WHAT YOU WILL DO — Wherever the listing holds a picture, leave it out, and copy the remainder exactly.

EXTRACTED DATA —
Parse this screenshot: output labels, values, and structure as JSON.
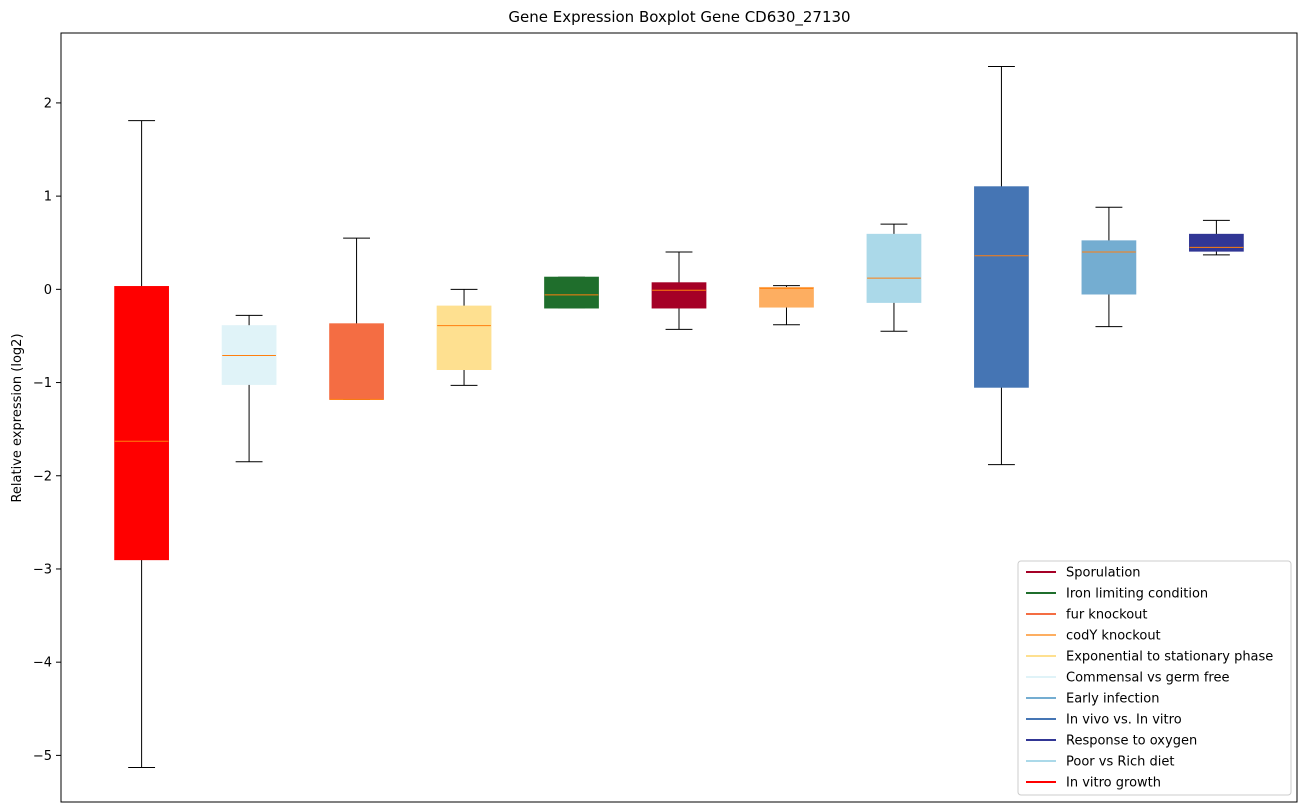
{
  "chart_data": {
    "type": "boxplot",
    "title": "Gene Expression Boxplot Gene CD630_27130",
    "xlabel": "",
    "ylabel": "Relative expression (log2)",
    "ylim": [
      -5.5,
      2.75
    ],
    "yticks": [
      2,
      1,
      0,
      -1,
      -2,
      -3,
      -4,
      -5
    ],
    "ytick_labels": [
      "2",
      "1",
      "0",
      "−1",
      "−2",
      "−3",
      "−4",
      "−5"
    ],
    "grid": false,
    "legend_position": "bottom-right",
    "median_color": "#ff7f0e",
    "whisker_color": "#000000",
    "boxes": [
      {
        "name": "In vitro growth",
        "color": "#ff0000",
        "whislo": -5.13,
        "q1": -2.9,
        "med": -1.63,
        "q3": 0.03,
        "whishi": 1.81
      },
      {
        "name": "Commensal vs germ free",
        "color": "#e0f3f8",
        "whislo": -1.85,
        "q1": -1.02,
        "med": -0.71,
        "q3": -0.39,
        "whishi": -0.28
      },
      {
        "name": "fur knockout",
        "color": "#f46d43",
        "whislo": -1.18,
        "q1": -1.18,
        "med": -1.18,
        "q3": -0.37,
        "whishi": 0.55
      },
      {
        "name": "Exponential to stationary phase",
        "color": "#fee090",
        "whislo": -1.03,
        "q1": -0.86,
        "med": -0.39,
        "q3": -0.18,
        "whishi": 0.0
      },
      {
        "name": "Iron limiting condition",
        "color": "#1f6e2c",
        "whislo": -0.2,
        "q1": -0.2,
        "med": -0.06,
        "q3": 0.13,
        "whishi": 0.13
      },
      {
        "name": "Sporulation",
        "color": "#a50026",
        "whislo": -0.43,
        "q1": -0.2,
        "med": -0.01,
        "q3": 0.07,
        "whishi": 0.4
      },
      {
        "name": "codY knockout",
        "color": "#fdae61",
        "whislo": -0.38,
        "q1": -0.19,
        "med": 0.01,
        "q3": 0.02,
        "whishi": 0.04
      },
      {
        "name": "Poor vs Rich diet",
        "color": "#abd9e9",
        "whislo": -0.45,
        "q1": -0.14,
        "med": 0.12,
        "q3": 0.59,
        "whishi": 0.7
      },
      {
        "name": "In vivo vs. In vitro",
        "color": "#4575b4",
        "whislo": -1.88,
        "q1": -1.05,
        "med": 0.36,
        "q3": 1.1,
        "whishi": 2.39
      },
      {
        "name": "Early infection",
        "color": "#74add1",
        "whislo": -0.4,
        "q1": -0.05,
        "med": 0.4,
        "q3": 0.52,
        "whishi": 0.88
      },
      {
        "name": "Response to oxygen",
        "color": "#313695",
        "whislo": 0.37,
        "q1": 0.41,
        "med": 0.45,
        "q3": 0.59,
        "whishi": 0.74
      }
    ],
    "legend": [
      {
        "label": "Sporulation",
        "color": "#a50026"
      },
      {
        "label": "Iron limiting condition",
        "color": "#1f6e2c"
      },
      {
        "label": "fur knockout",
        "color": "#f46d43"
      },
      {
        "label": "codY knockout",
        "color": "#fdae61"
      },
      {
        "label": "Exponential to stationary phase",
        "color": "#fee090"
      },
      {
        "label": "Commensal vs germ free",
        "color": "#e0f3f8"
      },
      {
        "label": "Early infection",
        "color": "#74add1"
      },
      {
        "label": "In vivo vs. In vitro",
        "color": "#4575b4"
      },
      {
        "label": "Response to oxygen",
        "color": "#313695"
      },
      {
        "label": "Poor vs Rich diet",
        "color": "#abd9e9"
      },
      {
        "label": "In vitro growth",
        "color": "#ff0000"
      }
    ]
  }
}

RESULT BELOW —
Parse this screenshot: output labels, values, and structure as JSON.
{
  "chart_data": {
    "type": "boxplot",
    "title": "Gene Expression Boxplot Gene CD630_27130",
    "xlabel": "",
    "ylabel": "Relative expression (log2)",
    "ylim": [
      -5.5,
      2.75
    ],
    "yticks": [
      2,
      1,
      0,
      -1,
      -2,
      -3,
      -4,
      -5
    ],
    "ytick_labels": [
      "2",
      "1",
      "0",
      "−1",
      "−2",
      "−3",
      "−4",
      "−5"
    ],
    "grid": false,
    "legend_position": "bottom-right",
    "median_color": "#ff7f0e",
    "whisker_color": "#000000",
    "boxes": [
      {
        "name": "In vitro growth",
        "color": "#ff0000",
        "whislo": -5.13,
        "q1": -2.9,
        "med": -1.63,
        "q3": 0.03,
        "whishi": 1.81
      },
      {
        "name": "Commensal vs germ free",
        "color": "#e0f3f8",
        "whislo": -1.85,
        "q1": -1.02,
        "med": -0.71,
        "q3": -0.39,
        "whishi": -0.28
      },
      {
        "name": "fur knockout",
        "color": "#f46d43",
        "whislo": -1.18,
        "q1": -1.18,
        "med": -1.18,
        "q3": -0.37,
        "whishi": 0.55
      },
      {
        "name": "Exponential to stationary phase",
        "color": "#fee090",
        "whislo": -1.03,
        "q1": -0.86,
        "med": -0.39,
        "q3": -0.18,
        "whishi": 0.0
      },
      {
        "name": "Iron limiting condition",
        "color": "#1f6e2c",
        "whislo": -0.2,
        "q1": -0.2,
        "med": -0.06,
        "q3": 0.13,
        "whishi": 0.13
      },
      {
        "name": "Sporulation",
        "color": "#a50026",
        "whislo": -0.43,
        "q1": -0.2,
        "med": -0.01,
        "q3": 0.07,
        "whishi": 0.4
      },
      {
        "name": "codY knockout",
        "color": "#fdae61",
        "whislo": -0.38,
        "q1": -0.19,
        "med": 0.01,
        "q3": 0.02,
        "whishi": 0.04
      },
      {
        "name": "Poor vs Rich diet",
        "color": "#abd9e9",
        "whislo": -0.45,
        "q1": -0.14,
        "med": 0.12,
        "q3": 0.59,
        "whishi": 0.7
      },
      {
        "name": "In vivo vs. In vitro",
        "color": "#4575b4",
        "whislo": -1.88,
        "q1": -1.05,
        "med": 0.36,
        "q3": 1.1,
        "whishi": 2.39
      },
      {
        "name": "Early infection",
        "color": "#74add1",
        "whislo": -0.4,
        "q1": -0.05,
        "med": 0.4,
        "q3": 0.52,
        "whishi": 0.88
      },
      {
        "name": "Response to oxygen",
        "color": "#313695",
        "whislo": 0.37,
        "q1": 0.41,
        "med": 0.45,
        "q3": 0.59,
        "whishi": 0.74
      }
    ],
    "legend": [
      {
        "label": "Sporulation",
        "color": "#a50026"
      },
      {
        "label": "Iron limiting condition",
        "color": "#1f6e2c"
      },
      {
        "label": "fur knockout",
        "color": "#f46d43"
      },
      {
        "label": "codY knockout",
        "color": "#fdae61"
      },
      {
        "label": "Exponential to stationary phase",
        "color": "#fee090"
      },
      {
        "label": "Commensal vs germ free",
        "color": "#e0f3f8"
      },
      {
        "label": "Early infection",
        "color": "#74add1"
      },
      {
        "label": "In vivo vs. In vitro",
        "color": "#4575b4"
      },
      {
        "label": "Response to oxygen",
        "color": "#313695"
      },
      {
        "label": "Poor vs Rich diet",
        "color": "#abd9e9"
      },
      {
        "label": "In vitro growth",
        "color": "#ff0000"
      }
    ]
  }
}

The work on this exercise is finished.